## WHAT THIS TASK INVOLVES
From the listing below, pull out every line where the string "JSON" appears.

::: SUPPLIED MATERIAL

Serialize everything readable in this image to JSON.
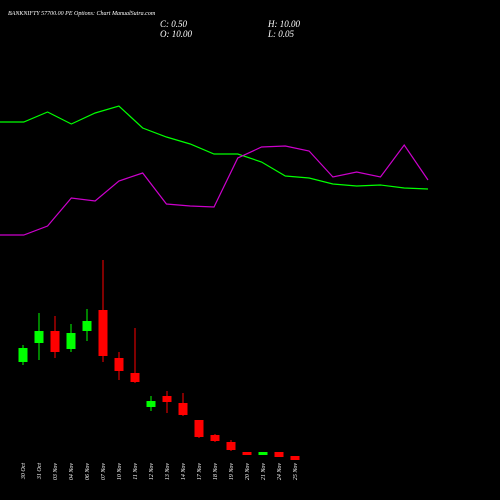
{
  "chart_data": [
    {
      "type": "line",
      "x": [
        0,
        1,
        2,
        3,
        4,
        5,
        6,
        7,
        8,
        9,
        10,
        11,
        12,
        13,
        14,
        15,
        16,
        17,
        18
      ],
      "xlim": [
        0,
        18
      ],
      "ylim": [
        0,
        200
      ],
      "series": [
        {
          "color": "#00ff00",
          "values": [
            178,
            178,
            188,
            176,
            187,
            194,
            172,
            163,
            156,
            146,
            146,
            138,
            124,
            122,
            116,
            114,
            115,
            112,
            111
          ]
        },
        {
          "color": "#cc00cc",
          "values": [
            65,
            65,
            74,
            102,
            99,
            119,
            127,
            96,
            94,
            93,
            142,
            153,
            154,
            149,
            123,
            128,
            123,
            155,
            120
          ]
        }
      ]
    },
    {
      "type": "candlestick",
      "title": "BANKNIFTY 57700.00 PE Options: Chart ManualSutra.com",
      "stats": [
        "C: 0.50",
        "O: 10.00",
        "H: 10.00",
        "L: 0.05"
      ],
      "categories": [
        "30 Oct",
        "31 Oct",
        "03 Nov",
        "04 Nov",
        "06 Nov",
        "07 Nov",
        "10 Nov",
        "11 Nov",
        "12 Nov",
        "13 Nov",
        "14 Nov",
        "17 Nov",
        "18 Nov",
        "19 Nov",
        "20 Nov",
        "21 Nov",
        "24 Nov",
        "25 Nov"
      ],
      "open": [
        54,
        63.5,
        69.5,
        60.5,
        69.5,
        80,
        56,
        48.5,
        31.5,
        37,
        33.5,
        25,
        17.5,
        14,
        9,
        7.5,
        9,
        7
      ],
      "high": [
        62.5,
        78.5,
        77,
        73,
        80.5,
        105,
        59,
        71,
        37,
        39.5,
        38.5,
        25,
        18,
        15,
        9,
        9,
        9,
        7
      ],
      "low": [
        52.5,
        55,
        56,
        59,
        64.5,
        54,
        45,
        43.5,
        29.5,
        28.5,
        27,
        16,
        14,
        9.5,
        7.5,
        7.5,
        6.5,
        5
      ],
      "close": [
        61,
        69.5,
        59,
        68.5,
        74.5,
        57,
        49.5,
        44,
        34.5,
        34,
        27.5,
        16.5,
        14.5,
        10,
        7.5,
        9,
        6.5,
        5
      ],
      "up_color": "#00ff00",
      "down_color": "#ff0000",
      "ylim": [
        0,
        110
      ]
    }
  ]
}
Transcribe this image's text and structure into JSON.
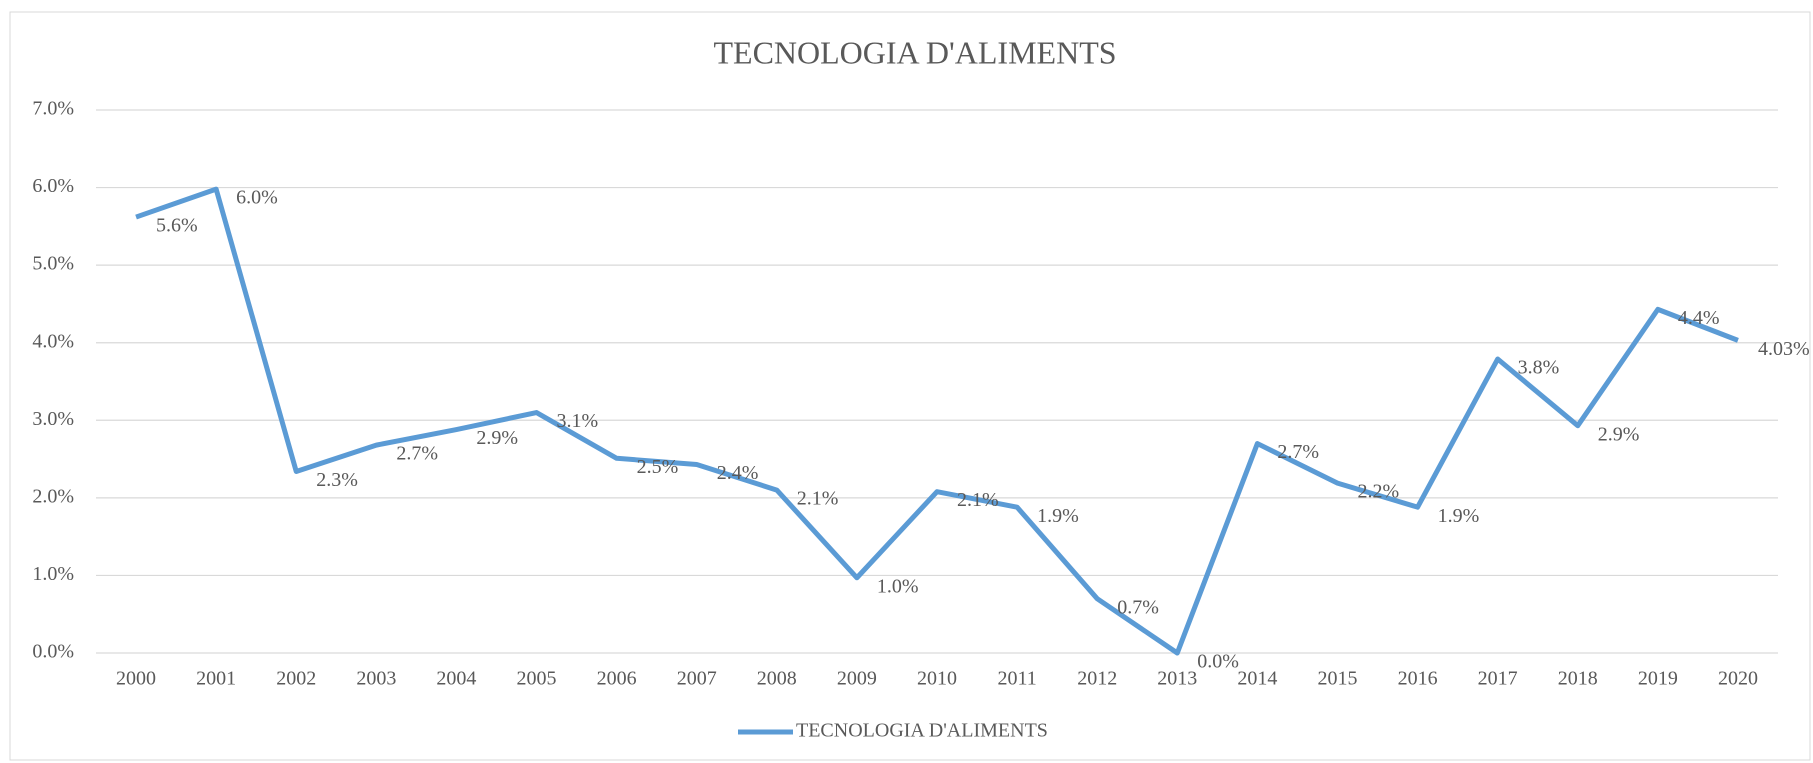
{
  "chart_data": {
    "type": "line",
    "title": "TECNOLOGIA D'ALIMENTS",
    "categories": [
      "2000",
      "2001",
      "2002",
      "2003",
      "2004",
      "2005",
      "2006",
      "2007",
      "2008",
      "2009",
      "2010",
      "2011",
      "2012",
      "2013",
      "2014",
      "2015",
      "2016",
      "2017",
      "2018",
      "2019",
      "2020"
    ],
    "series": [
      {
        "name": "TECNOLOGIA D'ALIMENTS",
        "color": "#5b9bd5",
        "values": [
          5.62,
          5.98,
          2.34,
          2.68,
          2.88,
          3.1,
          2.51,
          2.43,
          2.1,
          0.97,
          2.08,
          1.88,
          0.7,
          0.0,
          2.7,
          2.19,
          1.88,
          3.79,
          2.93,
          4.43,
          4.03
        ],
        "value_labels": [
          "5.6%",
          "6.0%",
          "2.3%",
          "2.7%",
          "2.9%",
          "3.1%",
          "2.5%",
          "2.4%",
          "2.1%",
          "1.0%",
          "2.1%",
          "1.9%",
          "0.7%",
          "0.0%",
          "2.7%",
          "2.2%",
          "1.9%",
          "3.8%",
          "2.9%",
          "4.4%",
          "4.03%"
        ]
      }
    ],
    "ylim": [
      0,
      7
    ],
    "yticks": [
      {
        "value": 0,
        "label": "0.0%"
      },
      {
        "value": 1,
        "label": "1.0%"
      },
      {
        "value": 2,
        "label": "2.0%"
      },
      {
        "value": 3,
        "label": "3.0%"
      },
      {
        "value": 4,
        "label": "4.0%"
      },
      {
        "value": 5,
        "label": "5.0%"
      },
      {
        "value": 6,
        "label": "6.0%"
      },
      {
        "value": 7,
        "label": "7.0%"
      }
    ],
    "grid": true,
    "legend": "bottom"
  }
}
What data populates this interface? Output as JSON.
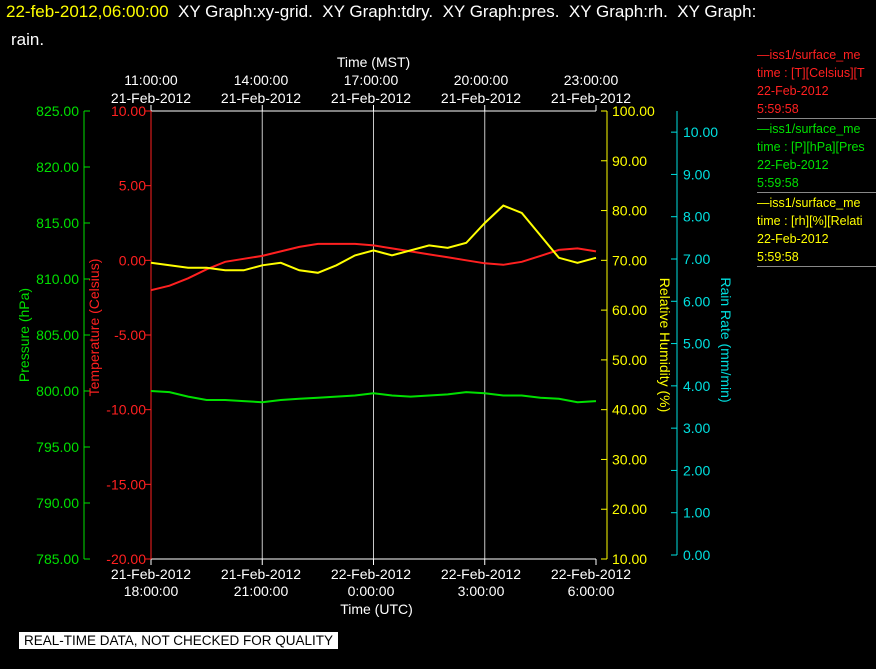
{
  "header": {
    "timestamp": "22-feb-2012,06:00:00",
    "title_rest": "  XY Graph:xy-grid.  XY Graph:tdry.  XY Graph:pres.  XY Graph:rh.  XY Graph:",
    "title_line2": "rain."
  },
  "legend": [
    {
      "line1": "—iss1/surface_me",
      "line2": "time : [T][Celsius][T",
      "line3": "22-Feb-2012",
      "line4": "5:59:58",
      "color": "#ff2020"
    },
    {
      "line1": "—iss1/surface_me",
      "line2": "time : [P][hPa][Pres",
      "line3": "22-Feb-2012",
      "line4": "5:59:58",
      "color": "#00e000"
    },
    {
      "line1": "—iss1/surface_me",
      "line2": "time : [rh][%][Relati",
      "line3": "22-Feb-2012",
      "line4": "5:59:58",
      "color": "#ffff00"
    }
  ],
  "footer_note": "REAL-TIME DATA, NOT CHECKED FOR QUALITY",
  "chart_data": {
    "type": "line",
    "grid": true,
    "top_axis": {
      "label": "Time (MST)",
      "ticks": [
        {
          "time": "11:00:00",
          "date": "21-Feb-2012"
        },
        {
          "time": "14:00:00",
          "date": "21-Feb-2012"
        },
        {
          "time": "17:00:00",
          "date": "21-Feb-2012"
        },
        {
          "time": "20:00:00",
          "date": "21-Feb-2012"
        },
        {
          "time": "23:00:00",
          "date": "21-Feb-2012"
        }
      ]
    },
    "bottom_axis": {
      "label": "Time (UTC)",
      "ticks": [
        {
          "date": "21-Feb-2012",
          "time": "18:00:00"
        },
        {
          "date": "21-Feb-2012",
          "time": "21:00:00"
        },
        {
          "date": "22-Feb-2012",
          "time": "0:00:00"
        },
        {
          "date": "22-Feb-2012",
          "time": "3:00:00"
        },
        {
          "date": "22-Feb-2012",
          "time": "6:00:00"
        }
      ]
    },
    "xlim_hours_utc": [
      0,
      12
    ],
    "axes": {
      "pressure": {
        "label": "Pressure (hPa)",
        "color": "#00e000",
        "ylim": [
          785,
          825
        ],
        "ticks": [
          "785.00",
          "790.00",
          "795.00",
          "800.00",
          "805.00",
          "810.00",
          "815.00",
          "820.00",
          "825.00"
        ]
      },
      "temperature": {
        "label": "Temperature (Celsius)",
        "color": "#ff2020",
        "ylim": [
          -20,
          10
        ],
        "ticks": [
          "-20.00",
          "-15.00",
          "-10.00",
          "-5.00",
          "0.00",
          "5.00",
          "10.00"
        ]
      },
      "rh": {
        "label": "Relative Humidity (%)",
        "color": "#ffff00",
        "ylim": [
          10,
          100
        ],
        "ticks": [
          "10.00",
          "20.00",
          "30.00",
          "40.00",
          "50.00",
          "60.00",
          "70.00",
          "80.00",
          "90.00",
          "100.00"
        ]
      },
      "rain": {
        "label": "Rain Rate (mm/min)",
        "color": "#00e0e0",
        "ylim": [
          0,
          10.5
        ],
        "ticks": [
          "0.00",
          "1.00",
          "2.00",
          "3.00",
          "4.00",
          "5.00",
          "6.00",
          "7.00",
          "8.00",
          "9.00",
          "10.00"
        ]
      }
    },
    "series": [
      {
        "axis": "temperature",
        "color": "#ff2020",
        "x": [
          0,
          0.5,
          1,
          1.5,
          2,
          2.5,
          3,
          3.5,
          4,
          4.5,
          5,
          5.5,
          6,
          6.5,
          7,
          7.5,
          8,
          8.5,
          9,
          9.5,
          10,
          10.5,
          11,
          11.5,
          12
        ],
        "y": [
          -2.0,
          -1.7,
          -1.2,
          -0.6,
          -0.1,
          0.1,
          0.3,
          0.6,
          0.9,
          1.1,
          1.1,
          1.1,
          1.0,
          0.8,
          0.6,
          0.4,
          0.2,
          0.0,
          -0.2,
          -0.3,
          -0.1,
          0.3,
          0.7,
          0.8,
          0.6
        ]
      },
      {
        "axis": "pressure",
        "color": "#00e000",
        "x": [
          0,
          0.5,
          1,
          1.5,
          2,
          2.5,
          3,
          3.5,
          4,
          4.5,
          5,
          5.5,
          6,
          6.5,
          7,
          7.5,
          8,
          8.5,
          9,
          9.5,
          10,
          10.5,
          11,
          11.5,
          12
        ],
        "y": [
          800.0,
          799.9,
          799.5,
          799.2,
          799.2,
          799.1,
          799.0,
          799.2,
          799.3,
          799.4,
          799.5,
          799.6,
          799.8,
          799.6,
          799.5,
          799.6,
          799.7,
          799.9,
          799.8,
          799.6,
          799.6,
          799.4,
          799.3,
          799.0,
          799.1
        ]
      },
      {
        "axis": "rh",
        "color": "#ffff00",
        "x": [
          0,
          0.5,
          1,
          1.5,
          2,
          2.5,
          3,
          3.5,
          4,
          4.5,
          5,
          5.5,
          6,
          6.5,
          7,
          7.5,
          8,
          8.5,
          9,
          9.5,
          10,
          10.5,
          11,
          11.5,
          12
        ],
        "y": [
          69.5,
          69.0,
          68.5,
          68.5,
          68.0,
          68.0,
          69.0,
          69.5,
          68.0,
          67.5,
          69.0,
          71.0,
          72.0,
          71.0,
          72.0,
          73.0,
          72.5,
          73.5,
          77.5,
          81.0,
          79.5,
          75.0,
          70.5,
          69.5,
          70.5
        ]
      }
    ]
  }
}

::::::

## SOLUTION TO THE PROBLEM
Serialize everything readable in this image to JSON.
Transcribe this image's text and structure into JSON.
What data populates this interface? Output as JSON.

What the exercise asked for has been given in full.